Goal:
Extract all data as written.

--- Begin Extracted data ---

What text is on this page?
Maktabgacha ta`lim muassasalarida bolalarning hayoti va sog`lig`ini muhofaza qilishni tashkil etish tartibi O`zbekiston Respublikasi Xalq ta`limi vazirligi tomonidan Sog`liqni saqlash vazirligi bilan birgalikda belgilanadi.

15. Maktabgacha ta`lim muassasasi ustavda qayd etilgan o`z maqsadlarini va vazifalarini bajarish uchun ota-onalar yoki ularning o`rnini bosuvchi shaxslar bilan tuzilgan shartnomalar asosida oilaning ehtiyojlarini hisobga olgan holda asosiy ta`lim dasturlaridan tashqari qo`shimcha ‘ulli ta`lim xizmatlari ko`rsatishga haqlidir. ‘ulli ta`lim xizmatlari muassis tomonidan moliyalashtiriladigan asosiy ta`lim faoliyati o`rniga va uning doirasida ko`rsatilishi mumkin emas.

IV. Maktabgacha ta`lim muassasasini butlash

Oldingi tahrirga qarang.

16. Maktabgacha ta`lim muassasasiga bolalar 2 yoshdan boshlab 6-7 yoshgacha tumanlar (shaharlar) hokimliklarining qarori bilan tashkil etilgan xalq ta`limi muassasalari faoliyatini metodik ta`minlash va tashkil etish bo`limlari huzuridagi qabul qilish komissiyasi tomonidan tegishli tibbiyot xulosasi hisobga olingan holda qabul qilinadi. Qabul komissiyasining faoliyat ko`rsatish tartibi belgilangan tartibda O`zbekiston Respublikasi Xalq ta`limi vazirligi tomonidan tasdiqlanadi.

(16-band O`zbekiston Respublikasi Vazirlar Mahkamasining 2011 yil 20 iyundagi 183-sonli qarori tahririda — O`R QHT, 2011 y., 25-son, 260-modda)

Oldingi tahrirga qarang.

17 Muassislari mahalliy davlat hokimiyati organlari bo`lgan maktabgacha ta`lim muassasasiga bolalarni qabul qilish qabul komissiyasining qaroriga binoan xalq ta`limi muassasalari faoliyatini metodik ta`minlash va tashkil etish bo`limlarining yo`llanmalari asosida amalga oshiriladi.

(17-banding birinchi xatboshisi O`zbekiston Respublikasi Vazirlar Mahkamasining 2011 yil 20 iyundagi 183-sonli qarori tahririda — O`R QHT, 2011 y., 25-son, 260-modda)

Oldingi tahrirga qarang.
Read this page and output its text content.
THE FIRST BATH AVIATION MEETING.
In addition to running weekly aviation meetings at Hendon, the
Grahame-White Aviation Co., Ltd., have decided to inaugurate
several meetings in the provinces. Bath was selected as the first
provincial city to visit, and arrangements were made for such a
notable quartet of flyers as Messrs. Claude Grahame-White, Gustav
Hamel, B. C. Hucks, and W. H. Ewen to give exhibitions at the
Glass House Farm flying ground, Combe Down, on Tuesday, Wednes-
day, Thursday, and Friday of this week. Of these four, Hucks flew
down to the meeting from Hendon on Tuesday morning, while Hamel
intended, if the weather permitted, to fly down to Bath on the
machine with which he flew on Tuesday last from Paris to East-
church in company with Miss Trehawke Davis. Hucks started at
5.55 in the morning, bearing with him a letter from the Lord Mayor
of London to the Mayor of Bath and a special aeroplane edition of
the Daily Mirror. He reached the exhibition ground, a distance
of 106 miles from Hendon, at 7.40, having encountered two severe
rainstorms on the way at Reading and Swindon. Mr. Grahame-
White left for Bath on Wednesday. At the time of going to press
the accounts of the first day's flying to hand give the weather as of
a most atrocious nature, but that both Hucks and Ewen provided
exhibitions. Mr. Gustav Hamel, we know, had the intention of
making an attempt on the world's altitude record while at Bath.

--- End Extracted data ---

Task solution:
What text is on this page?
Maktabgacha ta`lim muassasalarida bolalarning hayoti va sog`lig`ini muhofaza qilishni tashkil etish tartibi O`zbekiston Respublikasi Xalq ta`limi vazirligi tomonidan Sog`liqni saqlash vazirligi bilan birgalikda belgilanadi.

15. Maktabgacha ta`lim muassasasi ustavda qayd etilgan o`z maqsadlarini va vazifalarini bajarish uchun ota-onalar yoki ularning o`rnini bosuvchi shaxslar bilan tuzilgan shartnomalar asosida oilaning ehtiyojlarini hisobga olgan holda asosiy ta`lim dasturlaridan tashqari qo`shimcha ‘ulli ta`lim xizmatlari ko`rsatishga haqlidir. ‘ulli ta`lim xizmatlari muassis tomonidan moliyalashtiriladigan asosiy ta`lim faoliyati o`rniga va uning doirasida ko`rsatilishi mumkin emas.

IV. Maktabgacha ta`lim muassasasini butlash

Oldingi tahrirga qarang.

16. Maktabgacha ta`lim muassasasiga bolalar 2 yoshdan boshlab 6-7 yoshgacha tumanlar (shaharlar) hokimliklarining qarori bilan tashkil etilgan xalq ta`limi muassasalari faoliyatini metodik ta`minlash va tashkil etish bo`limlari huzuridagi qabul qilish komissiyasi tomonidan tegishli tibbiyot xulosasi hisobga olingan holda qabul qilinadi. Qabul komissiyasining faoliyat ko`rsatish tartibi belgilangan tartibda O`zbekiston Respublikasi Xalq ta`limi vazirligi tomonidan tasdiqlanadi.

(16-band O`zbekiston Respublikasi Vazirlar Mahkamasining 2011 yil 20 iyundagi 183-sonli qarori tahririda — O`R QHT, 2011 y., 25-son, 260-modda)

Oldingi tahrirga qarang.

17 Muassislari mahalliy davlat hokimiyati organlari bo`lgan maktabgacha ta`lim muassasasiga bolalarni qabul qilish qabul komissiyasining qaroriga binoan xalq ta`limi muassasalari faoliyatini metodik ta`minlash va tashkil etish bo`limlarining yo`llanmalari asosida amalga oshiriladi.

(17-banding birinchi xatboshisi O`zbekiston Respublikasi Vazirlar Mahkamasining 2011 yil 20 iyundagi 183-sonli qarori tahririda — O`R QHT, 2011 y., 25-son, 260-modda)

Oldingi tahrirga qarang.
Read this page and output its text content.
THE FIRST BATH AVIATION MEETING.
In addition to running weekly aviation meetings at Hendon, the
Grahame-White Aviation Co., Ltd., have decided to inaugurate
several meetings in the provinces. Bath was selected as the first
provincial city to visit, and arrangements were made for such a
notable quartet of flyers as Messrs. Claude Grahame-White, Gustav
Hamel, B. C. Hucks, and W. H. Ewen to give exhibitions at the
Glass House Farm flying ground, Combe Down, on Tuesday, Wednes-
day, Thursday, and Friday of this week. Of these four, Hucks flew
down to the meeting from Hendon on Tuesday morning, while Hamel
intended, if the weather permitted, to fly down to Bath on the
machine with which he flew on Tuesday last from Paris to East-
church in company with Miss Trehawke Davis. Hucks started at
5.55 in the morning, bearing with him a letter from the Lord Mayor
of London to the Mayor of Bath and a special aeroplane edition of
the Daily Mirror. He reached the exhibition ground, a distance
of 106 miles from Hendon, at 7.40, having encountered two severe
rainstorms on the way at Reading and Swindon. Mr. Grahame-
White left for Bath on Wednesday. At the time of going to press
the accounts of the first day's flying to hand give the weather as of
a most atrocious nature, but that both Hucks and Ewen provided
exhibitions. Mr. Gustav Hamel, we know, had the intention of
making an attempt on the world's altitude record while at Bath.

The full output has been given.